» **Entries**
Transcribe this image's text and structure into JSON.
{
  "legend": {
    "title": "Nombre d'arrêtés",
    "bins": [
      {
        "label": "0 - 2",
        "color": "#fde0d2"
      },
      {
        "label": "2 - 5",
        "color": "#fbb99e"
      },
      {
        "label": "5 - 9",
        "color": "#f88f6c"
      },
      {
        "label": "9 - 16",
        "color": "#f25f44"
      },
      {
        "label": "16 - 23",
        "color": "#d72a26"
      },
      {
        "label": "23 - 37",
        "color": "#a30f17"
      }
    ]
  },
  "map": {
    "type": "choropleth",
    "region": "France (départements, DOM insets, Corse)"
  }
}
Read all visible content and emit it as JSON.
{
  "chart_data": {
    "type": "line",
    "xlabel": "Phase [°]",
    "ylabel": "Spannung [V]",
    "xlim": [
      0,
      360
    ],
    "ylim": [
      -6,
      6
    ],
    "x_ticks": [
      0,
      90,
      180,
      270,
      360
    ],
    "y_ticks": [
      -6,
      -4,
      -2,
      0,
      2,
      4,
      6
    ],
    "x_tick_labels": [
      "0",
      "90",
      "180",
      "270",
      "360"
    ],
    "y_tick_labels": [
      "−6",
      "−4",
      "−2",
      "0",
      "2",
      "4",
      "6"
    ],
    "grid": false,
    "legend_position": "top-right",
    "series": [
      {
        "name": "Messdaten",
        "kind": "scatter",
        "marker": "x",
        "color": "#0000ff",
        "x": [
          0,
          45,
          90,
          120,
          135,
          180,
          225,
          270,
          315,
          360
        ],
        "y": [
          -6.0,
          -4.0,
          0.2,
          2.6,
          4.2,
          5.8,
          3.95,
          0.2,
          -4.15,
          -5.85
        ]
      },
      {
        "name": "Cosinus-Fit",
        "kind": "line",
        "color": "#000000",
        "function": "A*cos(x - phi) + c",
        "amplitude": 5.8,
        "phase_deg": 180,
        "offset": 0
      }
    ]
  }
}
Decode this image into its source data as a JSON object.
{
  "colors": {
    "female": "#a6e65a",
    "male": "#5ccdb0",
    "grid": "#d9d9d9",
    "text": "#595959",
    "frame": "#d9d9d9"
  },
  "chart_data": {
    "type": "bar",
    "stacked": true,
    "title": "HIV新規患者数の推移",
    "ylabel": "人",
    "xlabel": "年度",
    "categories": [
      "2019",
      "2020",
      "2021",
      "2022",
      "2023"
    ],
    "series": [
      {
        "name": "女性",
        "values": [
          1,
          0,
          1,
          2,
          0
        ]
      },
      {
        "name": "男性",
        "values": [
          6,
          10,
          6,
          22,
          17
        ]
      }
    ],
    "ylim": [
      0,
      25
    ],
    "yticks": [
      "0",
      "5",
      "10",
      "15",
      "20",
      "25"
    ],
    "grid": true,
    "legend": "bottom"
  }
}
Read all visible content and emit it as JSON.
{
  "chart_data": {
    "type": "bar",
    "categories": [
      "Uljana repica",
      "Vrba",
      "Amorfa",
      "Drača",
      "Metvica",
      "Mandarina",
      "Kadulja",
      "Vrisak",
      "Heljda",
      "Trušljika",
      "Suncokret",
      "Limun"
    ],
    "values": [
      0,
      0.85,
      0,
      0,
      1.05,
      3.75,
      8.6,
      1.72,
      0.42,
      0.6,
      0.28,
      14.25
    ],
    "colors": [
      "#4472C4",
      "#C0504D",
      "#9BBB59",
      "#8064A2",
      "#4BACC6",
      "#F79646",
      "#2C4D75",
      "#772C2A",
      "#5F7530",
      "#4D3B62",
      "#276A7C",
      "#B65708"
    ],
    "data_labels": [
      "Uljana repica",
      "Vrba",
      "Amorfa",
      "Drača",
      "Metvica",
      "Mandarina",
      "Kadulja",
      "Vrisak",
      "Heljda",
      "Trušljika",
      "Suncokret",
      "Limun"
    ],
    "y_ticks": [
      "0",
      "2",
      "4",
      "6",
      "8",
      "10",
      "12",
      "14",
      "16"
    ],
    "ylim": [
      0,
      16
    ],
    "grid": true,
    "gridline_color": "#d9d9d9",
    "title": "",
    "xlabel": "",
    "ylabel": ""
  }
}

---

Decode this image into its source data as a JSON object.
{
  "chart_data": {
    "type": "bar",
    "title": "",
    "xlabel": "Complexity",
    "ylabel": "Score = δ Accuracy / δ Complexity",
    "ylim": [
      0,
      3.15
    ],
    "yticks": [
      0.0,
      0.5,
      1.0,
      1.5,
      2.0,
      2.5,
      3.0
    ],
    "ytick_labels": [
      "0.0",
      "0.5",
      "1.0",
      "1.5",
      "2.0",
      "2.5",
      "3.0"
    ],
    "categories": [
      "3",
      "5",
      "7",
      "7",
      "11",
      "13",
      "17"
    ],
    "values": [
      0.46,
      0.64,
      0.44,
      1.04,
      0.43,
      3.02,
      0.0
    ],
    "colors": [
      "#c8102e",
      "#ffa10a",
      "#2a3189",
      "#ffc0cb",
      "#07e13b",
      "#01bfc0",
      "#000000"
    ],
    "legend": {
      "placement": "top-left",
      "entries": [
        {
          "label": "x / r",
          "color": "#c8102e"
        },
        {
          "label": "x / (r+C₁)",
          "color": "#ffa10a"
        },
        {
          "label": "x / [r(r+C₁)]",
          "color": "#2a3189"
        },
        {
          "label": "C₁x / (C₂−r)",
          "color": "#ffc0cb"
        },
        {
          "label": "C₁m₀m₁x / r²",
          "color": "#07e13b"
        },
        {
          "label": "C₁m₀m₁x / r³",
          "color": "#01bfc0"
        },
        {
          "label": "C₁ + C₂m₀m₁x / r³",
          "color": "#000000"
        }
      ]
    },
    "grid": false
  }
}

* * *

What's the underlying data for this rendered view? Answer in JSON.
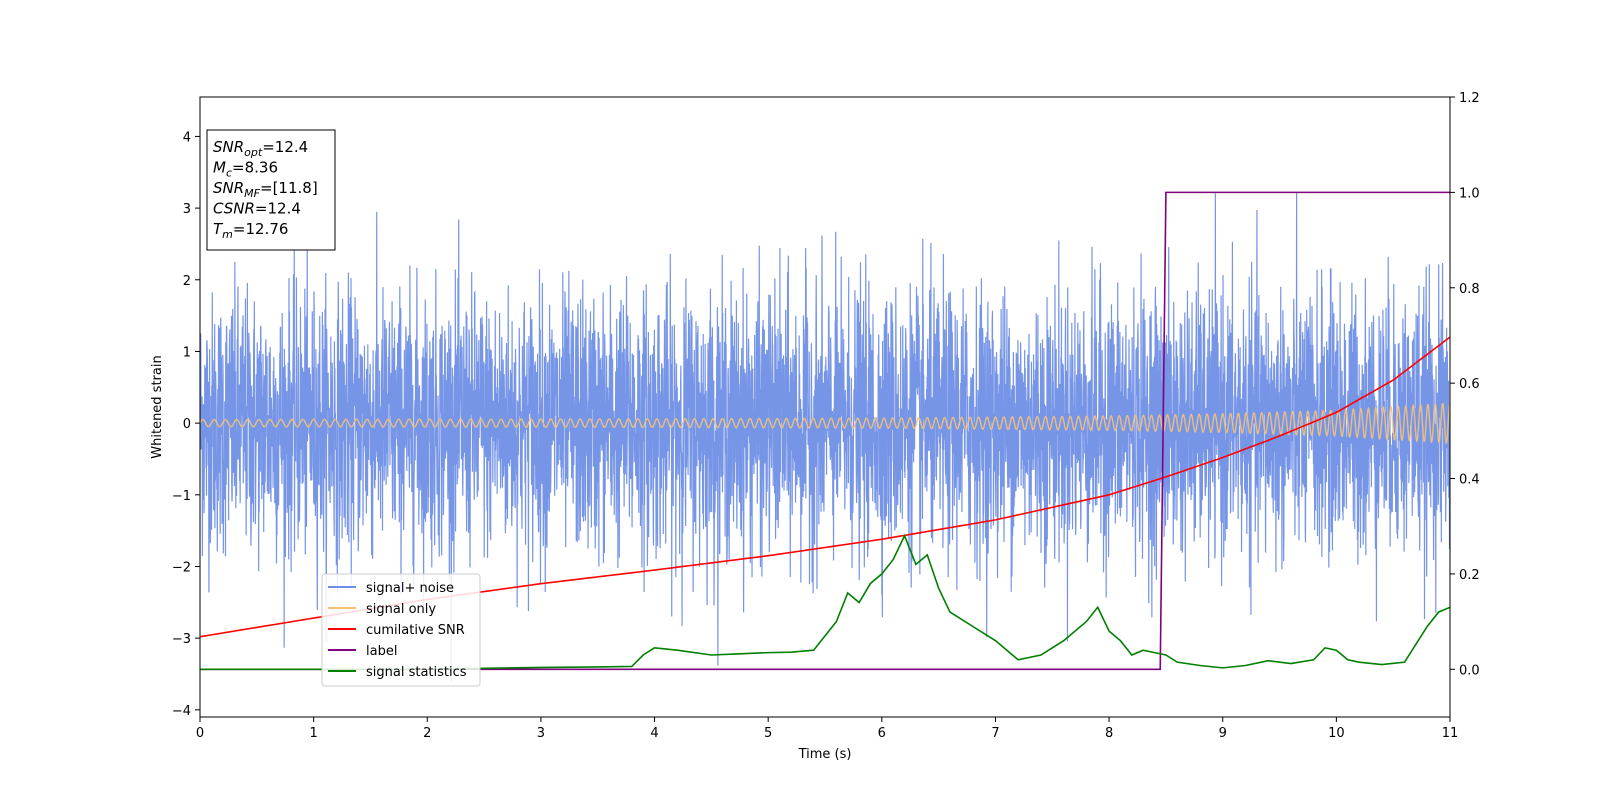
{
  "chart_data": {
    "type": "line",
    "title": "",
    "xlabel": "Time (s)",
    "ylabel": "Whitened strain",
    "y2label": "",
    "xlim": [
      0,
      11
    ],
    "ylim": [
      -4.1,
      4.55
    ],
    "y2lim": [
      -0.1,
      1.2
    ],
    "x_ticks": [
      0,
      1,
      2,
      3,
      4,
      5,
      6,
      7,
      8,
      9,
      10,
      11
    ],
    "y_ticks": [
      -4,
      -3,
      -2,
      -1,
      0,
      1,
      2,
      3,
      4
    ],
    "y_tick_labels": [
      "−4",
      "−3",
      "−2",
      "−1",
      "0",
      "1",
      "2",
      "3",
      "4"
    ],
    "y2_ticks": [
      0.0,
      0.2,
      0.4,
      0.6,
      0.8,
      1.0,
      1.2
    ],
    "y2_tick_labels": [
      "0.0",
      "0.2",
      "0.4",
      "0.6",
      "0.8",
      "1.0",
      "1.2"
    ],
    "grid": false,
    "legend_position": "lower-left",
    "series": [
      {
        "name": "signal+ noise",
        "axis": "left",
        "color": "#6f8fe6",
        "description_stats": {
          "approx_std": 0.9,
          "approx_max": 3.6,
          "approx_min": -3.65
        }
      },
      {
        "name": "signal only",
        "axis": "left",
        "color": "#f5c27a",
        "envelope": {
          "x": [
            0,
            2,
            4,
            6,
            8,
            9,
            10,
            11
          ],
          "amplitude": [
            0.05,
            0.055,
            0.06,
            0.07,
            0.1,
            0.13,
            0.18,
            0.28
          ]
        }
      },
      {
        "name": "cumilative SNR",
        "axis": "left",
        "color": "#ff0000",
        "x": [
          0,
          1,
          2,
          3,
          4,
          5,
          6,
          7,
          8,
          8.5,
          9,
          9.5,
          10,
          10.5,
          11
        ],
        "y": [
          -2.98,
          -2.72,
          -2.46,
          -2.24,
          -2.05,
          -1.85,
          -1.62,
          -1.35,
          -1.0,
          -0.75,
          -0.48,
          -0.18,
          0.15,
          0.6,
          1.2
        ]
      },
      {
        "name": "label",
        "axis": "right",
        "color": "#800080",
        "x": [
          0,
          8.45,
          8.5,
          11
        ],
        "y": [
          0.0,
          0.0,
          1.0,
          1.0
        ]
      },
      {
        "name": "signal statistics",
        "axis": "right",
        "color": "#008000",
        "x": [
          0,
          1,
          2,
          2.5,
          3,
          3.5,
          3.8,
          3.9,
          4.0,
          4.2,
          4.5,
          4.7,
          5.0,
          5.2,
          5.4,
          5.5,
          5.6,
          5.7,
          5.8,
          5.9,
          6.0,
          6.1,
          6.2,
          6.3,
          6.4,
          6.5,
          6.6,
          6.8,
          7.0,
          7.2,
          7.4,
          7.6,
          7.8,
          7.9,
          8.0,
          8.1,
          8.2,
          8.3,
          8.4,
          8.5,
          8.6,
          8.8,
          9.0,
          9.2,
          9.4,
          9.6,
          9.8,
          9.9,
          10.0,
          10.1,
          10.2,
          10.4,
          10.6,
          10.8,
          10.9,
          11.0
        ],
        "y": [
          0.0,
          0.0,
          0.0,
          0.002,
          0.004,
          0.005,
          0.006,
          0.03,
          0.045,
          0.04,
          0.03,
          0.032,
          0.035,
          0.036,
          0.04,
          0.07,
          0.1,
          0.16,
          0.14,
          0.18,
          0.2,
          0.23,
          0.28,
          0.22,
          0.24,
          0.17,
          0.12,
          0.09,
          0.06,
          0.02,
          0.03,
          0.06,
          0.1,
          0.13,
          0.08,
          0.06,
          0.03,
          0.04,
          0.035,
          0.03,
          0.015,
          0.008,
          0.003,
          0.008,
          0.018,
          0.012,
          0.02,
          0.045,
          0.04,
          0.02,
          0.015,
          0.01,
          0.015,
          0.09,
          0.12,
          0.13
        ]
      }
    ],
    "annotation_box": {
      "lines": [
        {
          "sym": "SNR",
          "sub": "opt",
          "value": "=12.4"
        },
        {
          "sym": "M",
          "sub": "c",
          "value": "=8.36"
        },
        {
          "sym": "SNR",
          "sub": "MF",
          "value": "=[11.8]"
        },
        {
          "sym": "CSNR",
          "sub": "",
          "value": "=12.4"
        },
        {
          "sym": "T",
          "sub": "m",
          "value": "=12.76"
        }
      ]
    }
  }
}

» **What you will do**
Search the lines above for the string "signal", then show every one that has it.

» **Output of the task**
        "name": "signal+ noise",
        "name": "signal only",
        "name": "signal statistics",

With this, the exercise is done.